-- Records for this exercise start --
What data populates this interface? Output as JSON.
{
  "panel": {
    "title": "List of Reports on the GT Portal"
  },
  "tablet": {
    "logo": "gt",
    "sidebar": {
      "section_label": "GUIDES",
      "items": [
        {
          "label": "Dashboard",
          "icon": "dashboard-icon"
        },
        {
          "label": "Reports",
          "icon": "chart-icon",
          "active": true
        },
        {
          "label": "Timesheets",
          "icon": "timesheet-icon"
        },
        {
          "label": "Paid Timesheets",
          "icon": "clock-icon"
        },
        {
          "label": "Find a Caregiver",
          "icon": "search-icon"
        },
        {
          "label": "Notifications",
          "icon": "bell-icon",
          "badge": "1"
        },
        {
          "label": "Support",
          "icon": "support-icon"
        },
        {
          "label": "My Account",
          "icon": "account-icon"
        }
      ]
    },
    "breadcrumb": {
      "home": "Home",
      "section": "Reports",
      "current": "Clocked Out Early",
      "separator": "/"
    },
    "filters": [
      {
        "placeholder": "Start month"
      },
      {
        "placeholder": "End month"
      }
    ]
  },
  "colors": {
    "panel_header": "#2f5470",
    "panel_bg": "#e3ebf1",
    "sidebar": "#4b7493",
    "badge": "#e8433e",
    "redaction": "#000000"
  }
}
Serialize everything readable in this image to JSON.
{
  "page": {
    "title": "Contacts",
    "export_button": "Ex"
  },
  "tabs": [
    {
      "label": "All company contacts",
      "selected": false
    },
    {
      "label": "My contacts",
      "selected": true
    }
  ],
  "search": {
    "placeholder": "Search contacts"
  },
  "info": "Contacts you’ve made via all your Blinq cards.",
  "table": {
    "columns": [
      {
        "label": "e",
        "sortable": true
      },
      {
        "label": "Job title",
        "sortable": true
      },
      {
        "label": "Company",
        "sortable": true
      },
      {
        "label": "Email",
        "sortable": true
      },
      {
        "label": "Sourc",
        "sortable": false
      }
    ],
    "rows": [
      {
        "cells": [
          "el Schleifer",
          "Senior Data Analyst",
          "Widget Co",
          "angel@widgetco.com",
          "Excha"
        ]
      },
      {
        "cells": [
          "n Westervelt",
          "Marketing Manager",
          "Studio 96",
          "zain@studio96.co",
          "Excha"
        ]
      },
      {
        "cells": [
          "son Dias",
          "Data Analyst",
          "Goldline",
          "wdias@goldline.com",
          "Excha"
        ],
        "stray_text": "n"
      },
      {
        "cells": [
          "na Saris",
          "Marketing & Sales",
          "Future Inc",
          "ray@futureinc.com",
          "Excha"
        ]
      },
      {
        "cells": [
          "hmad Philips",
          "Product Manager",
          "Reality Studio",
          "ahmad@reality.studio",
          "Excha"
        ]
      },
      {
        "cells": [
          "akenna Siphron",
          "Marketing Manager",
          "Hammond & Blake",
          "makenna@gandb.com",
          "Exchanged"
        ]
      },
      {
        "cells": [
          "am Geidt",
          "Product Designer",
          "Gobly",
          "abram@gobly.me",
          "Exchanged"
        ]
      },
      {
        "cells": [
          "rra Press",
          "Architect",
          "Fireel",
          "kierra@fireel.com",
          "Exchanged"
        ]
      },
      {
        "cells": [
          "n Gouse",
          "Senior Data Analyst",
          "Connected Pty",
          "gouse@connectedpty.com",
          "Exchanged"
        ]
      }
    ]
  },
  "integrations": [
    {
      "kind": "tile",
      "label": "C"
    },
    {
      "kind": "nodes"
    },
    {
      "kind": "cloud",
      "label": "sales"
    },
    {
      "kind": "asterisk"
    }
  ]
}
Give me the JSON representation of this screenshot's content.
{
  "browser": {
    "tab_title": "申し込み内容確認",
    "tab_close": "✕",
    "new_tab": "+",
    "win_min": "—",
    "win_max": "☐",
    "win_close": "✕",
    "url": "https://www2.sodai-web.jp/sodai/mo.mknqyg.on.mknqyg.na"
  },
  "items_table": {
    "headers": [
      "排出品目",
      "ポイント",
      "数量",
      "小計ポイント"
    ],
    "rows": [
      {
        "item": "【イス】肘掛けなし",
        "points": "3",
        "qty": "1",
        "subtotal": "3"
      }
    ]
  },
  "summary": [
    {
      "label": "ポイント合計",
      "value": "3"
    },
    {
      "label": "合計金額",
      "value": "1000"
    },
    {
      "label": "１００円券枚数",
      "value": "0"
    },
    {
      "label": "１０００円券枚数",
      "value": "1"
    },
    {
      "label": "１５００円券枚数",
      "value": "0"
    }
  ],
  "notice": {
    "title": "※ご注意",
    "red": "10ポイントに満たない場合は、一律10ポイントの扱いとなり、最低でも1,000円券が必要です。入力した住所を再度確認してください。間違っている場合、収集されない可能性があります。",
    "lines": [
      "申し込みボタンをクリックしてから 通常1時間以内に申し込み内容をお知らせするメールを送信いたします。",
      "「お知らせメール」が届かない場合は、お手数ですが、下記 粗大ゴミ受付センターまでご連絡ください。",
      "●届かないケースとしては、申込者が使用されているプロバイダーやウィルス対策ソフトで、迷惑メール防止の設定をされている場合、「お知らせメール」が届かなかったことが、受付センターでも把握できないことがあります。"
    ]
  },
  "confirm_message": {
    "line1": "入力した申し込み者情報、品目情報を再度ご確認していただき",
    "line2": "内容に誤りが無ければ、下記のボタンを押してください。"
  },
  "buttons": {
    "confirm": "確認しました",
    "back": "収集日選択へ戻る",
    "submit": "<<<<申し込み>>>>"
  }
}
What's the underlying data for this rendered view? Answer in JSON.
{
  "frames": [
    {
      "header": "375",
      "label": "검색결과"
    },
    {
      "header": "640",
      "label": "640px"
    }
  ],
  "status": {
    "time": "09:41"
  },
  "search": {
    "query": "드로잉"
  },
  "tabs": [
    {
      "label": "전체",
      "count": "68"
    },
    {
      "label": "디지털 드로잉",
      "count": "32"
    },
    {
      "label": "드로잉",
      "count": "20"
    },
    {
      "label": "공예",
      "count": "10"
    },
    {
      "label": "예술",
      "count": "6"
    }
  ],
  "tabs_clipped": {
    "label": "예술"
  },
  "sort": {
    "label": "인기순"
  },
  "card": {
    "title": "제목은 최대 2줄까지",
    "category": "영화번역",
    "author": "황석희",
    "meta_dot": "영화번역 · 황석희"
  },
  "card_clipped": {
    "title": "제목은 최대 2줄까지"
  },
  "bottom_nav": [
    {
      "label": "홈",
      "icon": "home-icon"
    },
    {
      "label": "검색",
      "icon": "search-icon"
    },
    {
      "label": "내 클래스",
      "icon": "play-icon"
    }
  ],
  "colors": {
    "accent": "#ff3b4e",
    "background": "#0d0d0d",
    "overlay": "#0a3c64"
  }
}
-- Records for this exercise end --
Please restate the records in full, word for word.

What data populates this interface? Output as JSON.
{
  "panel": {
    "title": "List of Reports on the GT Portal"
  },
  "tablet": {
    "logo": "gt",
    "sidebar": {
      "section_label": "GUIDES",
      "items": [
        {
          "label": "Dashboard",
          "icon": "dashboard-icon"
        },
        {
          "label": "Reports",
          "icon": "chart-icon",
          "active": true
        },
        {
          "label": "Timesheets",
          "icon": "timesheet-icon"
        },
        {
          "label": "Paid Timesheets",
          "icon": "clock-icon"
        },
        {
          "label": "Find a Caregiver",
          "icon": "search-icon"
        },
        {
          "label": "Notifications",
          "icon": "bell-icon",
          "badge": "1"
        },
        {
          "label": "Support",
          "icon": "support-icon"
        },
        {
          "label": "My Account",
          "icon": "account-icon"
        }
      ]
    },
    "breadcrumb": {
      "home": "Home",
      "section": "Reports",
      "current": "Clocked Out Early",
      "separator": "/"
    },
    "filters": [
      {
        "placeholder": "Start month"
      },
      {
        "placeholder": "End month"
      }
    ]
  },
  "colors": {
    "panel_header": "#2f5470",
    "panel_bg": "#e3ebf1",
    "sidebar": "#4b7493",
    "badge": "#e8433e",
    "redaction": "#000000"
  }
}
Serialize everything readable in this image to JSON.
{
  "page": {
    "title": "Contacts",
    "export_button": "Ex"
  },
  "tabs": [
    {
      "label": "All company contacts",
      "selected": false
    },
    {
      "label": "My contacts",
      "selected": true
    }
  ],
  "search": {
    "placeholder": "Search contacts"
  },
  "info": "Contacts you’ve made via all your Blinq cards.",
  "table": {
    "columns": [
      {
        "label": "e",
        "sortable": true
      },
      {
        "label": "Job title",
        "sortable": true
      },
      {
        "label": "Company",
        "sortable": true
      },
      {
        "label": "Email",
        "sortable": true
      },
      {
        "label": "Sourc",
        "sortable": false
      }
    ],
    "rows": [
      {
        "cells": [
          "el Schleifer",
          "Senior Data Analyst",
          "Widget Co",
          "angel@widgetco.com",
          "Excha"
        ]
      },
      {
        "cells": [
          "n Westervelt",
          "Marketing Manager",
          "Studio 96",
          "zain@studio96.co",
          "Excha"
        ]
      },
      {
        "cells": [
          "son Dias",
          "Data Analyst",
          "Goldline",
          "wdias@goldline.com",
          "Excha"
        ],
        "stray_text": "n"
      },
      {
        "cells": [
          "na Saris",
          "Marketing & Sales",
          "Future Inc",
          "ray@futureinc.com",
          "Excha"
        ]
      },
      {
        "cells": [
          "hmad Philips",
          "Product Manager",
          "Reality Studio",
          "ahmad@reality.studio",
          "Excha"
        ]
      },
      {
        "cells": [
          "akenna Siphron",
          "Marketing Manager",
          "Hammond & Blake",
          "makenna@gandb.com",
          "Exchanged"
        ]
      },
      {
        "cells": [
          "am Geidt",
          "Product Designer",
          "Gobly",
          "abram@gobly.me",
          "Exchanged"
        ]
      },
      {
        "cells": [
          "rra Press",
          "Architect",
          "Fireel",
          "kierra@fireel.com",
          "Exchanged"
        ]
      },
      {
        "cells": [
          "n Gouse",
          "Senior Data Analyst",
          "Connected Pty",
          "gouse@connectedpty.com",
          "Exchanged"
        ]
      }
    ]
  },
  "integrations": [
    {
      "kind": "tile",
      "label": "C"
    },
    {
      "kind": "nodes"
    },
    {
      "kind": "cloud",
      "label": "sales"
    },
    {
      "kind": "asterisk"
    }
  ]
}
Give me the JSON representation of this screenshot's content.
{
  "browser": {
    "tab_title": "申し込み内容確認",
    "tab_close": "✕",
    "new_tab": "+",
    "win_min": "—",
    "win_max": "☐",
    "win_close": "✕",
    "url": "https://www2.sodai-web.jp/sodai/mo.mknqyg.on.mknqyg.na"
  },
  "items_table": {
    "headers": [
      "排出品目",
      "ポイント",
      "数量",
      "小計ポイント"
    ],
    "rows": [
      {
        "item": "【イス】肘掛けなし",
        "points": "3",
        "qty": "1",
        "subtotal": "3"
      }
    ]
  },
  "summary": [
    {
      "label": "ポイント合計",
      "value": "3"
    },
    {
      "label": "合計金額",
      "value": "1000"
    },
    {
      "label": "１００円券枚数",
      "value": "0"
    },
    {
      "label": "１０００円券枚数",
      "value": "1"
    },
    {
      "label": "１５００円券枚数",
      "value": "0"
    }
  ],
  "notice": {
    "title": "※ご注意",
    "red": "10ポイントに満たない場合は、一律10ポイントの扱いとなり、最低でも1,000円券が必要です。入力した住所を再度確認してください。間違っている場合、収集されない可能性があります。",
    "lines": [
      "申し込みボタンをクリックしてから 通常1時間以内に申し込み内容をお知らせするメールを送信いたします。",
      "「お知らせメール」が届かない場合は、お手数ですが、下記 粗大ゴミ受付センターまでご連絡ください。",
      "●届かないケースとしては、申込者が使用されているプロバイダーやウィルス対策ソフトで、迷惑メール防止の設定をされている場合、「お知らせメール」が届かなかったことが、受付センターでも把握できないことがあります。"
    ]
  },
  "confirm_message": {
    "line1": "入力した申し込み者情報、品目情報を再度ご確認していただき",
    "line2": "内容に誤りが無ければ、下記のボタンを押してください。"
  },
  "buttons": {
    "confirm": "確認しました",
    "back": "収集日選択へ戻る",
    "submit": "<<<<申し込み>>>>"
  }
}
What's the underlying data for this rendered view? Answer in JSON.
{
  "frames": [
    {
      "header": "375",
      "label": "검색결과"
    },
    {
      "header": "640",
      "label": "640px"
    }
  ],
  "status": {
    "time": "09:41"
  },
  "search": {
    "query": "드로잉"
  },
  "tabs": [
    {
      "label": "전체",
      "count": "68"
    },
    {
      "label": "디지털 드로잉",
      "count": "32"
    },
    {
      "label": "드로잉",
      "count": "20"
    },
    {
      "label": "공예",
      "count": "10"
    },
    {
      "label": "예술",
      "count": "6"
    }
  ],
  "tabs_clipped": {
    "label": "예술"
  },
  "sort": {
    "label": "인기순"
  },
  "card": {
    "title": "제목은 최대 2줄까지",
    "category": "영화번역",
    "author": "황석희",
    "meta_dot": "영화번역 · 황석희"
  },
  "card_clipped": {
    "title": "제목은 최대 2줄까지"
  },
  "bottom_nav": [
    {
      "label": "홈",
      "icon": "home-icon"
    },
    {
      "label": "검색",
      "icon": "search-icon"
    },
    {
      "label": "내 클래스",
      "icon": "play-icon"
    }
  ],
  "colors": {
    "accent": "#ff3b4e",
    "background": "#0d0d0d",
    "overlay": "#0a3c64"
  }
}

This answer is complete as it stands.